Give all of the lines again, with nothing added or dropped.

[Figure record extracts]
━━━━━━━━━━━━━━━━━━━━

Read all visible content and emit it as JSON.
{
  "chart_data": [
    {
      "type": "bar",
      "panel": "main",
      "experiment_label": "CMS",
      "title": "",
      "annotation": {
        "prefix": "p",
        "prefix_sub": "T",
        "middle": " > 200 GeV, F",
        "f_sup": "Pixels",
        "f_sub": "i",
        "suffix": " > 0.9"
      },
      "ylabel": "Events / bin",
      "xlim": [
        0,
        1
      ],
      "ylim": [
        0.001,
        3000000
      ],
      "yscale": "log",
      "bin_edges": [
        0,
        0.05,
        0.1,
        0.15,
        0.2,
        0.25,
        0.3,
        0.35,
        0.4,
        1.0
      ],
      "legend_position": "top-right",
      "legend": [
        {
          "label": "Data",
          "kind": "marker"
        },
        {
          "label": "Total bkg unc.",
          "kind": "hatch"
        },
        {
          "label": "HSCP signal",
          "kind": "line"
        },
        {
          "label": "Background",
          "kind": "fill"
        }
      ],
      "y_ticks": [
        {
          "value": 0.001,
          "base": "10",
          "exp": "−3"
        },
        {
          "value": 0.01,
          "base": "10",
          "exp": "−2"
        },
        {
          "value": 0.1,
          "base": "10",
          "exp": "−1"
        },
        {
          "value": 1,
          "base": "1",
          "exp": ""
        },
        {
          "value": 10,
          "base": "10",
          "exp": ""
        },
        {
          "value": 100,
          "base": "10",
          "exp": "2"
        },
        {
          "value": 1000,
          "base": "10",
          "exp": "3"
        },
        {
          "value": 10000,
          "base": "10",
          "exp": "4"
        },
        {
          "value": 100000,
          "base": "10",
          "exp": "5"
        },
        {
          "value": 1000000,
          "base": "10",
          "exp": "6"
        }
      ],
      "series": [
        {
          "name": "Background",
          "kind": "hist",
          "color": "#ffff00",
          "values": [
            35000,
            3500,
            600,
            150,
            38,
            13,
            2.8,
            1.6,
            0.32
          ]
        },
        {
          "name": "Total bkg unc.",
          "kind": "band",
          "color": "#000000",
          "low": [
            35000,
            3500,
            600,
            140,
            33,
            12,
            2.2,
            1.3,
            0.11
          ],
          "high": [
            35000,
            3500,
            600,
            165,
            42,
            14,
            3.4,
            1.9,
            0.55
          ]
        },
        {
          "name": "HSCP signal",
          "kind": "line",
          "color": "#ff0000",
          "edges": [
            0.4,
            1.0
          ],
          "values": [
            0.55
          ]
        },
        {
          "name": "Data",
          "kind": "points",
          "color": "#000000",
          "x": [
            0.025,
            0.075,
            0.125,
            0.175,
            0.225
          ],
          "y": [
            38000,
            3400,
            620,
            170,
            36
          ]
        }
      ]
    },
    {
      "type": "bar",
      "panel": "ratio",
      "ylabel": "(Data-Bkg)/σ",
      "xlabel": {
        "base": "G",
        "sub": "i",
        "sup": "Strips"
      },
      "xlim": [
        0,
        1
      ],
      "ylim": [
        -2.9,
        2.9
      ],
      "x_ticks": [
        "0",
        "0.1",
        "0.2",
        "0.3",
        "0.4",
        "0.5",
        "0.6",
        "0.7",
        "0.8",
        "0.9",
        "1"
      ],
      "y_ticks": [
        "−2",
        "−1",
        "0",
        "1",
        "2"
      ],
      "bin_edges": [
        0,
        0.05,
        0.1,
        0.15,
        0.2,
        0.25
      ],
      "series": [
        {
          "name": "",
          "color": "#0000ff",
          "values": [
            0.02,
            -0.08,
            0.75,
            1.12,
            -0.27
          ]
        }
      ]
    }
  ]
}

━━━━━━━━━━━━━━━━━━━━

=== SOLUTION ===
Read all visible content and emit it as JSON.
{
  "chart_data": [
    {
      "type": "bar",
      "panel": "main",
      "experiment_label": "CMS",
      "title": "",
      "annotation": {
        "prefix": "p",
        "prefix_sub": "T",
        "middle": " > 200 GeV, F",
        "f_sup": "Pixels",
        "f_sub": "i",
        "suffix": " > 0.9"
      },
      "ylabel": "Events / bin",
      "xlim": [
        0,
        1
      ],
      "ylim": [
        0.001,
        3000000
      ],
      "yscale": "log",
      "bin_edges": [
        0,
        0.05,
        0.1,
        0.15,
        0.2,
        0.25,
        0.3,
        0.35,
        0.4,
        1.0
      ],
      "legend_position": "top-right",
      "legend": [
        {
          "label": "Data",
          "kind": "marker"
        },
        {
          "label": "Total bkg unc.",
          "kind": "hatch"
        },
        {
          "label": "HSCP signal",
          "kind": "line"
        },
        {
          "label": "Background",
          "kind": "fill"
        }
      ],
      "y_ticks": [
        {
          "value": 0.001,
          "base": "10",
          "exp": "−3"
        },
        {
          "value": 0.01,
          "base": "10",
          "exp": "−2"
        },
        {
          "value": 0.1,
          "base": "10",
          "exp": "−1"
        },
        {
          "value": 1,
          "base": "1",
          "exp": ""
        },
        {
          "value": 10,
          "base": "10",
          "exp": ""
        },
        {
          "value": 100,
          "base": "10",
          "exp": "2"
        },
        {
          "value": 1000,
          "base": "10",
          "exp": "3"
        },
        {
          "value": 10000,
          "base": "10",
          "exp": "4"
        },
        {
          "value": 100000,
          "base": "10",
          "exp": "5"
        },
        {
          "value": 1000000,
          "base": "10",
          "exp": "6"
        }
      ],
      "series": [
        {
          "name": "Background",
          "kind": "hist",
          "color": "#ffff00",
          "values": [
            35000,
            3500,
            600,
            150,
            38,
            13,
            2.8,
            1.6,
            0.32
          ]
        },
        {
          "name": "Total bkg unc.",
          "kind": "band",
          "color": "#000000",
          "low": [
            35000,
            3500,
            600,
            140,
            33,
            12,
            2.2,
            1.3,
            0.11
          ],
          "high": [
            35000,
            3500,
            600,
            165,
            42,
            14,
            3.4,
            1.9,
            0.55
          ]
        },
        {
          "name": "HSCP signal",
          "kind": "line",
          "color": "#ff0000",
          "edges": [
            0.4,
            1.0
          ],
          "values": [
            0.55
          ]
        },
        {
          "name": "Data",
          "kind": "points",
          "color": "#000000",
          "x": [
            0.025,
            0.075,
            0.125,
            0.175,
            0.225
          ],
          "y": [
            38000,
            3400,
            620,
            170,
            36
          ]
        }
      ]
    },
    {
      "type": "bar",
      "panel": "ratio",
      "ylabel": "(Data-Bkg)/σ",
      "xlabel": {
        "base": "G",
        "sub": "i",
        "sup": "Strips"
      },
      "xlim": [
        0,
        1
      ],
      "ylim": [
        -2.9,
        2.9
      ],
      "x_ticks": [
        "0",
        "0.1",
        "0.2",
        "0.3",
        "0.4",
        "0.5",
        "0.6",
        "0.7",
        "0.8",
        "0.9",
        "1"
      ],
      "y_ticks": [
        "−2",
        "−1",
        "0",
        "1",
        "2"
      ],
      "bin_edges": [
        0,
        0.05,
        0.1,
        0.15,
        0.2,
        0.25
      ],
      "series": [
        {
          "name": "",
          "color": "#0000ff",
          "values": [
            0.02,
            -0.08,
            0.75,
            1.12,
            -0.27
          ]
        }
      ]
    }
  ]
}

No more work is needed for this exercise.